=== What is asked ===
Drop every picture and give the entries back exactly.

(Data records)
● ● ●

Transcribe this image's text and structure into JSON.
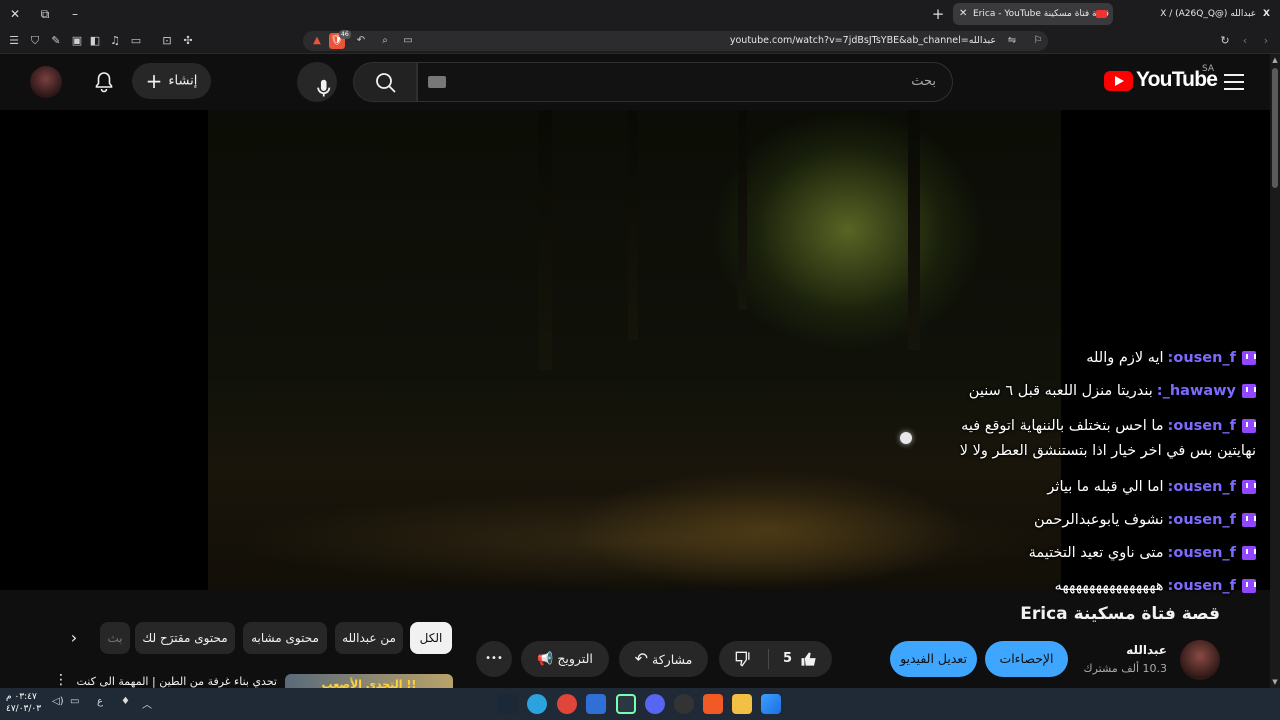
{
  "browser": {
    "active_tab_title": "Erica - YouTube قصة فتاة مسكينة",
    "other_tab_title": "X / (A26Q_Q@) عبدالله",
    "url": "youtube.com/watch?v=7jdBsJTsYBE&ab_channel=عبدالله",
    "shields_count": "46",
    "window_controls": [
      "✕",
      "⧉",
      "–"
    ]
  },
  "header": {
    "create_label": "إنشاء",
    "search_placeholder": "بحث",
    "logo_text": "YouTube",
    "country_code": "SA"
  },
  "chat": [
    {
      "user": "ousen_f:",
      "text": "ايه لازم والله"
    },
    {
      "user": "hawawy_:",
      "text": "بندريتا منزل اللعبه قبل ٦ سنين"
    },
    {
      "user": "ousen_f:",
      "text": "ما احس بتختلف بالننهاية اتوقع فيه نهايتين بس في اخر خيار اذا بتستنشق العطر ولا لا"
    },
    {
      "user": "ousen_f:",
      "text": "اما الي قبله ما بياثر"
    },
    {
      "user": "ousen_f:",
      "text": "نشوف يابوعبدالرحمن"
    },
    {
      "user": "ousen_f:",
      "text": "متى ناوي تعيد التختيمة"
    },
    {
      "user": "ousen_f:",
      "text": "هههههههههههههههه"
    }
  ],
  "video": {
    "title": "قصة فتاة مسكينة Erica",
    "channel_name": "عبدالله",
    "subscribers": "10.3 ألف مشترك",
    "analytics_label": "الإحصاءات",
    "edit_label": "تعديل الفيديو",
    "like_count": "5",
    "share_label": "مشاركة",
    "promote_label": "الترويج",
    "more_label": "•••"
  },
  "chips": [
    {
      "label": "الكل",
      "active": true
    },
    {
      "label": "من عبدالله",
      "active": false
    },
    {
      "label": "محتوى مشابه",
      "active": false
    },
    {
      "label": "محتوى مقترَح لك",
      "active": false
    },
    {
      "label": "بث",
      "active": false
    }
  ],
  "recommendation": {
    "title": "تحدي بناء غرفة من الطين | المهمة الى كنت",
    "thumb_text": "التحدي الأصعب !!"
  },
  "taskbar": {
    "time": "٠٣:٤٧ م",
    "date": "٤٧/٠٣/٠٣",
    "lang": "ع"
  }
}
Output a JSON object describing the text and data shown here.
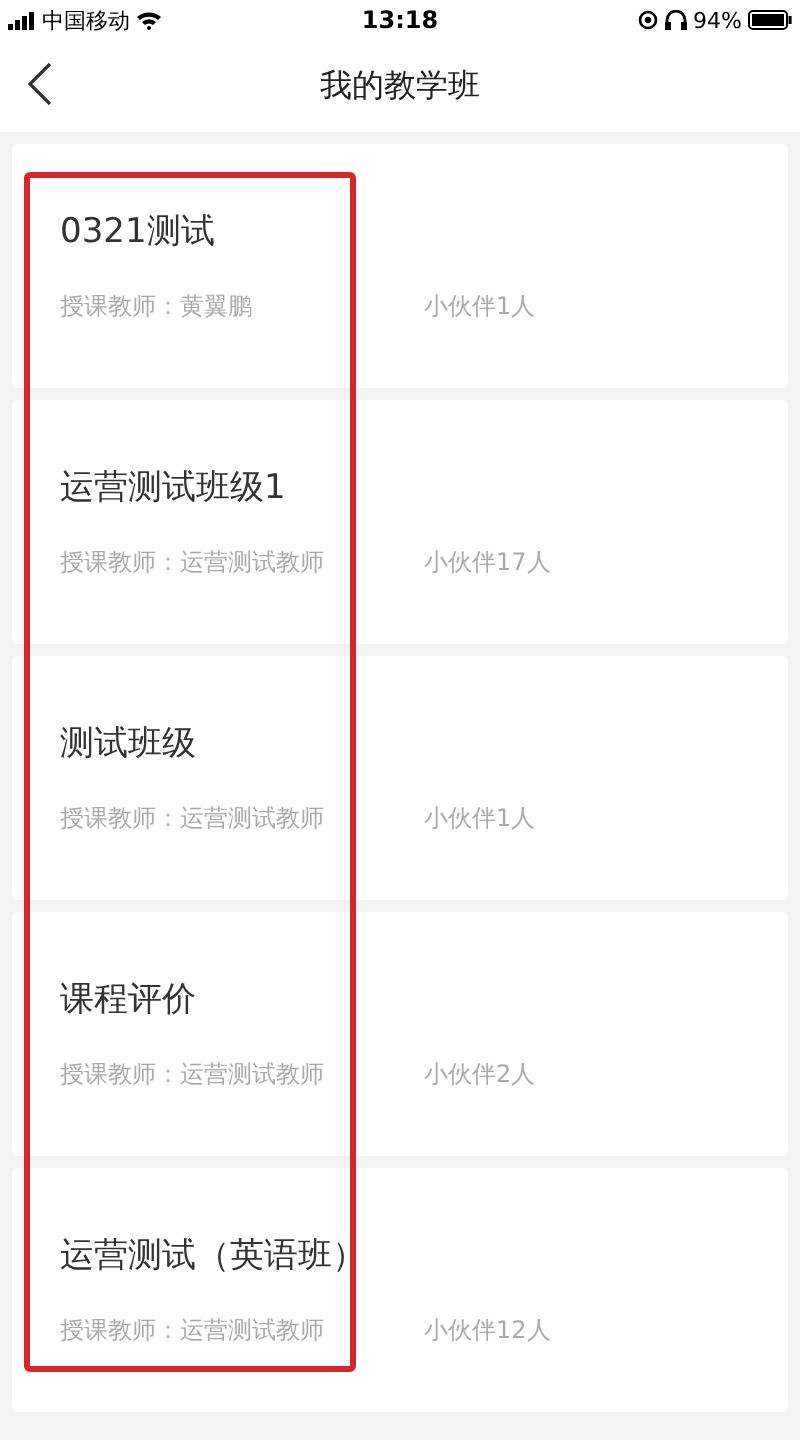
{
  "status_bar": {
    "carrier": "中国移动",
    "time": "13:18",
    "battery": "94%"
  },
  "nav": {
    "title": "我的教学班"
  },
  "classes": [
    {
      "name": "0321测试",
      "teacher": "授课教师：黄翼鹏",
      "members": "小伙伴1人"
    },
    {
      "name": "运营测试班级1",
      "teacher": "授课教师：运营测试教师",
      "members": "小伙伴17人"
    },
    {
      "name": "测试班级",
      "teacher": "授课教师：运营测试教师",
      "members": "小伙伴1人"
    },
    {
      "name": "课程评价",
      "teacher": "授课教师：运营测试教师",
      "members": "小伙伴2人"
    },
    {
      "name": "运营测试（英语班）",
      "teacher": "授课教师：运营测试教师",
      "members": "小伙伴12人"
    }
  ]
}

● ● ●

=== Task result ===
Transcribe this image's text and structure into JSON.
{
  "browser": {
    "active_tab_title": "Erica - YouTube قصة فتاة مسكينة",
    "other_tab_title": "X / (A26Q_Q@) عبدالله",
    "url": "youtube.com/watch?v=7jdBsJTsYBE&ab_channel=عبدالله",
    "shields_count": "46",
    "window_controls": [
      "✕",
      "⧉",
      "–"
    ]
  },
  "header": {
    "create_label": "إنشاء",
    "search_placeholder": "بحث",
    "logo_text": "YouTube",
    "country_code": "SA"
  },
  "chat": [
    {
      "user": "ousen_f:",
      "text": "ايه لازم والله"
    },
    {
      "user": "hawawy_:",
      "text": "بندريتا منزل اللعبه قبل ٦ سنين"
    },
    {
      "user": "ousen_f:",
      "text": "ما احس بتختلف بالننهاية اتوقع فيه نهايتين بس في اخر خيار اذا بتستنشق العطر ولا لا"
    },
    {
      "user": "ousen_f:",
      "text": "اما الي قبله ما بياثر"
    },
    {
      "user": "ousen_f:",
      "text": "نشوف يابوعبدالرحمن"
    },
    {
      "user": "ousen_f:",
      "text": "متى ناوي تعيد التختيمة"
    },
    {
      "user": "ousen_f:",
      "text": "هههههههههههههههه"
    }
  ],
  "video": {
    "title": "قصة فتاة مسكينة Erica",
    "channel_name": "عبدالله",
    "subscribers": "10.3 ألف مشترك",
    "analytics_label": "الإحصاءات",
    "edit_label": "تعديل الفيديو",
    "like_count": "5",
    "share_label": "مشاركة",
    "promote_label": "الترويج",
    "more_label": "•••"
  },
  "chips": [
    {
      "label": "الكل",
      "active": true
    },
    {
      "label": "من عبدالله",
      "active": false
    },
    {
      "label": "محتوى مشابه",
      "active": false
    },
    {
      "label": "محتوى مقترَح لك",
      "active": false
    },
    {
      "label": "بث",
      "active": false
    }
  ],
  "recommendation": {
    "title": "تحدي بناء غرفة من الطين | المهمة الى كنت",
    "thumb_text": "التحدي الأصعب !!"
  },
  "taskbar": {
    "time": "٠٣:٤٧ م",
    "date": "٤٧/٠٣/٠٣",
    "lang": "ع"
  }
}
Output a JSON object describing the text and data shown here.
{
  "status_bar": {
    "carrier": "中国移动",
    "time": "13:18",
    "battery": "94%"
  },
  "nav": {
    "title": "我的教学班"
  },
  "classes": [
    {
      "name": "0321测试",
      "teacher": "授课教师：黄翼鹏",
      "members": "小伙伴1人"
    },
    {
      "name": "运营测试班级1",
      "teacher": "授课教师：运营测试教师",
      "members": "小伙伴17人"
    },
    {
      "name": "测试班级",
      "teacher": "授课教师：运营测试教师",
      "members": "小伙伴1人"
    },
    {
      "name": "课程评价",
      "teacher": "授课教师：运营测试教师",
      "members": "小伙伴2人"
    },
    {
      "name": "运营测试（英语班）",
      "teacher": "授课教师：运营测试教师",
      "members": "小伙伴12人"
    }
  ]
}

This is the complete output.